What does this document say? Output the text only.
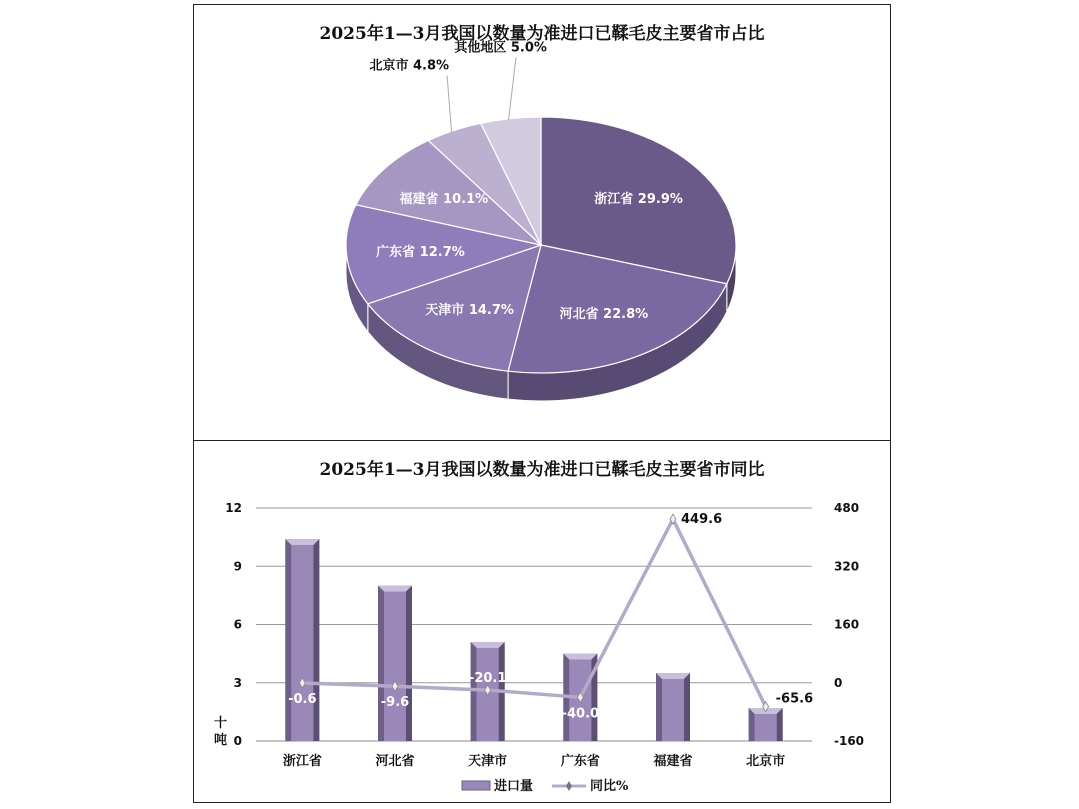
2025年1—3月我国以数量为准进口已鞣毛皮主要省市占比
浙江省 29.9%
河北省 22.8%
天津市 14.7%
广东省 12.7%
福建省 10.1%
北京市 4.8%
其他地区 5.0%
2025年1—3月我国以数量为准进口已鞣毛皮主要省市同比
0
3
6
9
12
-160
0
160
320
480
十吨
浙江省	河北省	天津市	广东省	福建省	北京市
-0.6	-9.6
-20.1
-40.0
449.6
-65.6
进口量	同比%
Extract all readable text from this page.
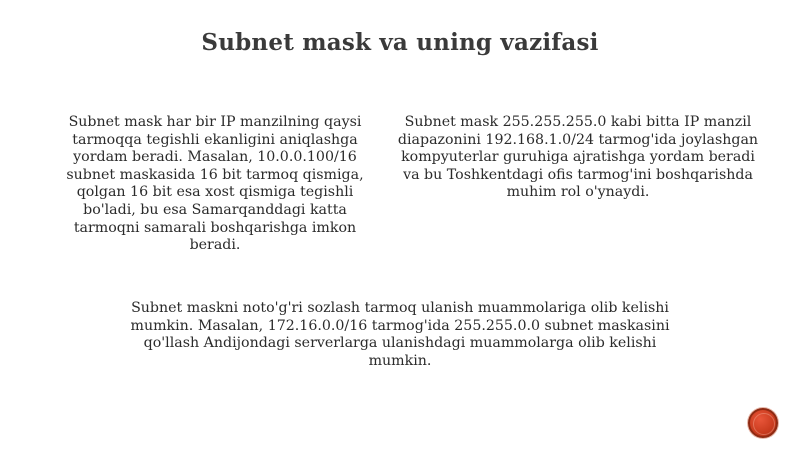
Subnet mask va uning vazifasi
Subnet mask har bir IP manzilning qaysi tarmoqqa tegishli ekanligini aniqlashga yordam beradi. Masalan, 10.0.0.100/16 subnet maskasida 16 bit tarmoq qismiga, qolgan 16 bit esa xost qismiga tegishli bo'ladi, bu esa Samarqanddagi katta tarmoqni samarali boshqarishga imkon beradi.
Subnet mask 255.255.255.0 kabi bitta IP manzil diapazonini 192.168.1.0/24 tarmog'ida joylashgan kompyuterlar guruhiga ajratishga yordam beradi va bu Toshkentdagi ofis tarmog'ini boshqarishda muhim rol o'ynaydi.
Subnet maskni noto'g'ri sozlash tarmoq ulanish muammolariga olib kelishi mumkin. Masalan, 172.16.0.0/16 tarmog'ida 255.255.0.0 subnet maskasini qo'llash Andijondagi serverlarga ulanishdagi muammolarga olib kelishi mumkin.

^^^^

PROBLEM:
Output all the records, word for word, with no pictures in the copy.

ANSWER TO THIS EXERCISE:
What does this document say? Output the text only.
2025年1—3月我国以数量为准进口已鞣毛皮主要省市占比
浙江省 29.9%
河北省 22.8%
天津市 14.7%
广东省 12.7%
福建省 10.1%
北京市 4.8%
其他地区 5.0%
2025年1—3月我国以数量为准进口已鞣毛皮主要省市同比
0
3
6
9
12
-160
0
160
320
480
十吨
浙江省	河北省	天津市	广东省	福建省	北京市
-0.6	-9.6
-20.1
-40.0
449.6
-65.6
进口量	同比%
Extract all readable text from this page.
Subnet mask va uning vazifasi
Subnet mask har bir IP manzilning qaysi tarmoqqa tegishli ekanligini aniqlashga yordam beradi. Masalan, 10.0.0.100/16 subnet maskasida 16 bit tarmoq qismiga, qolgan 16 bit esa xost qismiga tegishli bo'ladi, bu esa Samarqanddagi katta tarmoqni samarali boshqarishga imkon beradi.
Subnet mask 255.255.255.0 kabi bitta IP manzil diapazonini 192.168.1.0/24 tarmog'ida joylashgan kompyuterlar guruhiga ajratishga yordam beradi va bu Toshkentdagi ofis tarmog'ini boshqarishda muhim rol o'ynaydi.
Subnet maskni noto'g'ri sozlash tarmoq ulanish muammolariga olib kelishi mumkin. Masalan, 172.16.0.0/16 tarmog'ida 255.255.0.0 subnet maskasini qo'llash Andijondagi serverlarga ulanishdagi muammolarga olib kelishi mumkin.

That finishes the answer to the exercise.